| 原文 |
==================================================
CF506E Mr. Kitayuta's Gift 题解

link

Solution

挺有意思的。

我们考虑如何进行暴力 dp。可以看出我们可以设 \(f_{i,l,r}\) 表示还剩区间 \([l,r]\) 没有进行匹配，然后你构造的字符串已经考虑了前面 \(i\) 位和后面 \(i\) 位的方案数。转移式比较显然就不列了。

考虑优化的话可以发现我们可以矩阵加速，然后做到 \(m^6\log n\)。但是这显然是不能通过的。

考虑优化。考虑 \((l,r)\) 向转移点连边，可以发现对于一条链就对应一种转移，而链上真正关键的信息其实只有 \(s_l\not= s_r\) 的点有多少个，所以我们就可以把自动机点数优化到 \(\Theta(n)\)。

复杂度 \(\Theta(m^3\log n)\)。
==================================================
| 待完成任务 |
A - 按这篇题解的说法，最终算法的复杂度是多少？
B - 从这篇题解中照原样复制一段：以含有“CF506E Mr. Kitayuta's”的语句开头，到“s_r\) 的点有多少个，所以我们就可以把自动机点数优化到 \(\Theta(n)\)。”为止。
C - 这篇题解为什么说可以把自动机的点数优化到 \(\Theta(n)\)？请用一到三句话说明。
==================================================
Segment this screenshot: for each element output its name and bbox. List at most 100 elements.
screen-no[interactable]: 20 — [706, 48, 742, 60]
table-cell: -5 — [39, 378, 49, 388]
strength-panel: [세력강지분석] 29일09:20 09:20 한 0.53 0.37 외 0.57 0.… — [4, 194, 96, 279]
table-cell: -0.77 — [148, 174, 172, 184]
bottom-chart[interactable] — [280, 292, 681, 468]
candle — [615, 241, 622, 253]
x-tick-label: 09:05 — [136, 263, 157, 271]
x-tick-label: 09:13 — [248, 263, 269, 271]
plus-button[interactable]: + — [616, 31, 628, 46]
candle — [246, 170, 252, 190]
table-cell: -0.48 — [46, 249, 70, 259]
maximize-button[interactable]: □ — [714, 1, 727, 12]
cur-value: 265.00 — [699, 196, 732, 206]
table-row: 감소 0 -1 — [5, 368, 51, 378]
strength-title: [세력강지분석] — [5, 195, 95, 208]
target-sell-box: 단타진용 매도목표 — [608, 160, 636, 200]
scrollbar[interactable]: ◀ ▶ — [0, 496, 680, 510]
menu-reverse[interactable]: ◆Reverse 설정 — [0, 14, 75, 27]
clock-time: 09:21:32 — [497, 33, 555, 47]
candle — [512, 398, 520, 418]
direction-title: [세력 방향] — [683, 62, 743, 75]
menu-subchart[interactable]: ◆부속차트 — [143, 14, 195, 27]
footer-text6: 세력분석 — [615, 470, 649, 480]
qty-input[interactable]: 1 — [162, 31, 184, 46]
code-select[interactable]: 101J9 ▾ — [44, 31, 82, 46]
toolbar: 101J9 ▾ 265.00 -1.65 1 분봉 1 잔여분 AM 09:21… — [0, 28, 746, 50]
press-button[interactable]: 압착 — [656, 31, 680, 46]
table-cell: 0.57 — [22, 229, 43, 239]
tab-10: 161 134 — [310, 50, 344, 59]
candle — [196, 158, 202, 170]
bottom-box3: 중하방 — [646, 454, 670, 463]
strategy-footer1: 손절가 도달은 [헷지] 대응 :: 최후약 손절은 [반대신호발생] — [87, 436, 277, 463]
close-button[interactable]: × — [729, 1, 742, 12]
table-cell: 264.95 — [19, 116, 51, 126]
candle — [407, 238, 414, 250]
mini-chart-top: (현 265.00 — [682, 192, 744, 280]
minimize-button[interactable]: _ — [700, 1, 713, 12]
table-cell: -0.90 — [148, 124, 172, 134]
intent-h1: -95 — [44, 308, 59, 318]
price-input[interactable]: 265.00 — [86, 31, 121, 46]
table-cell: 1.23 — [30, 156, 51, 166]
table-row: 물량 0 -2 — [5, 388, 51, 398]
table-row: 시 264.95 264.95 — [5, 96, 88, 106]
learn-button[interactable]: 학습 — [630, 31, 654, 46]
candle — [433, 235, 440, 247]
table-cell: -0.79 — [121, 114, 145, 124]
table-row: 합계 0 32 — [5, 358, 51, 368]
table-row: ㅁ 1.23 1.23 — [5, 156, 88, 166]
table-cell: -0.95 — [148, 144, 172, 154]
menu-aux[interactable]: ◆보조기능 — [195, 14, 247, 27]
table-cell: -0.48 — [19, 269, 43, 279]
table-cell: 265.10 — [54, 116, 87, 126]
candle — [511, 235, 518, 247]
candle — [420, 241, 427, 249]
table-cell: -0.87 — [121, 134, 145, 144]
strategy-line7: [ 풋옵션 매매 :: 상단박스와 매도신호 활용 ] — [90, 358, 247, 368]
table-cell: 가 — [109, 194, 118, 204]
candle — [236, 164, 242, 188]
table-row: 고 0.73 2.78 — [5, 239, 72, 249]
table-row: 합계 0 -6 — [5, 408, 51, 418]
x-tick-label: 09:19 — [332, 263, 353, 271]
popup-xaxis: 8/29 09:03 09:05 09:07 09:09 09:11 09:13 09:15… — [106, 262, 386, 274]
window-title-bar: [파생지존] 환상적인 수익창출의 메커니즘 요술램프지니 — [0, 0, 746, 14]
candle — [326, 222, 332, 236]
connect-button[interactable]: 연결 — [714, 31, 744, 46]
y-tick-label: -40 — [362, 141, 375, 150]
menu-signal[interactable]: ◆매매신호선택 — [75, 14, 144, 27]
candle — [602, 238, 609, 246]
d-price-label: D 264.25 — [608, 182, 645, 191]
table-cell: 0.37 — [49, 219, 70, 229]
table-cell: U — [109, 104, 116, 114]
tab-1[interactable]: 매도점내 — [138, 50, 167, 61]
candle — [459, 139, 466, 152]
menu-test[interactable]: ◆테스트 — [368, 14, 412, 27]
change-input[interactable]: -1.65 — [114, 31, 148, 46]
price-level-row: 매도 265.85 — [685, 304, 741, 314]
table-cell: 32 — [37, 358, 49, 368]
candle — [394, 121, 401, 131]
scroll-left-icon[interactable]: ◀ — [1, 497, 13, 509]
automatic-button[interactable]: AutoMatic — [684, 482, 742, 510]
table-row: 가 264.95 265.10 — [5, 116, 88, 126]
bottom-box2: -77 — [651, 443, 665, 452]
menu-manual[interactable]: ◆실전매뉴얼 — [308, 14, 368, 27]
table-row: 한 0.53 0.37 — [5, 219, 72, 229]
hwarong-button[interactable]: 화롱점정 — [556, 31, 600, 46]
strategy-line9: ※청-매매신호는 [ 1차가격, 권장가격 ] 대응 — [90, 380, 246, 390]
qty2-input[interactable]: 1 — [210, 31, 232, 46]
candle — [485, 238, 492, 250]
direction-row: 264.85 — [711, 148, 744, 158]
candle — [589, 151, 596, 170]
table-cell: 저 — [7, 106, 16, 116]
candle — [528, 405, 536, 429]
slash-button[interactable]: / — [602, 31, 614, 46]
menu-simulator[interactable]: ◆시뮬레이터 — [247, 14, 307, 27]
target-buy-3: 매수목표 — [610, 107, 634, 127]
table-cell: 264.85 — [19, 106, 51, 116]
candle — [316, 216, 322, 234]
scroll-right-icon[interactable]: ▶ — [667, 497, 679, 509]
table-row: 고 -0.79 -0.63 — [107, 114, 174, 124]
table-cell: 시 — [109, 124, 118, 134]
==================================================
| 参考答案 |
A - \(\Theta(m^3\log n)\)

B -
CF506E Mr. Kitayuta's Gift 题解

link

Solution

挺有意思的。

我们考虑如何进行暴力 dp。可以看出我们可以设 \(f_{i,l,r}\) 表示还剩区间 \([l,r]\) 没有进行匹配，然后你构造的字符串已经考虑了前面 \(i\) 位和后面 \(i\) 位的方案数。转移式比较显然就不列了。

考虑优化的话可以发现我们可以矩阵加速，然后做到 \(m^6\log n\)。但是这显然是不能通过的。

考虑优化。考虑 \((l,r)\) 向转移点连边，可以发现对于一条链就对应一种转移，而链上真正关键的信息其实只有 \(s_l\not= s_r\) 的点有多少个，所以我们就可以把自动机点数优化到 \(\Theta(n)\)。

C - 把 \((l,r)\) 向转移点连边后，每一条链对应一种转移。链上真正关键的信息只有 \(s_l\not= s_r\) 的点有多少个，因此自动机点数可以优化到 \(\Theta(n)\)。